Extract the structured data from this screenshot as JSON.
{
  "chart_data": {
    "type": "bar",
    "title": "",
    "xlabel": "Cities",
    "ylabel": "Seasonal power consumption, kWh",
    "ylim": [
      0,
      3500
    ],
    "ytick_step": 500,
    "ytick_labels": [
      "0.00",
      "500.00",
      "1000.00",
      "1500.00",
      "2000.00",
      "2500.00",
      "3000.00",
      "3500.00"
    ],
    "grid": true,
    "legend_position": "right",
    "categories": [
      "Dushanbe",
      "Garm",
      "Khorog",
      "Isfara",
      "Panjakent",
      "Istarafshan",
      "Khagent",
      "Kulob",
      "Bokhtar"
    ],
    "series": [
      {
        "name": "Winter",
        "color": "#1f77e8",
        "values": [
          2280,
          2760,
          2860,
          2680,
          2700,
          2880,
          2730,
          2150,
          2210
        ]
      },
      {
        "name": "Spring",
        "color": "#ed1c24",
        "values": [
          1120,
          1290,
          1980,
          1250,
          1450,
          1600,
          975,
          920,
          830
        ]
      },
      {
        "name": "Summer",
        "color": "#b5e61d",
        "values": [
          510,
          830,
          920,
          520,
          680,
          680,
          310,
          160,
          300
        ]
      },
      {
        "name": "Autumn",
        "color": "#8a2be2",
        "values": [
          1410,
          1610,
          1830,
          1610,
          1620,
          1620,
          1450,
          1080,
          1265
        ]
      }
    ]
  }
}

□ □ □ □

PROBLEM TO SOLVE →
Pull out each line of the listing that holds the string "color".

RESULT BELOW →
        "color": "#1f77e8",
        "color": "#ed1c24",
        "color": "#b5e61d",
        "color": "#8a2be2",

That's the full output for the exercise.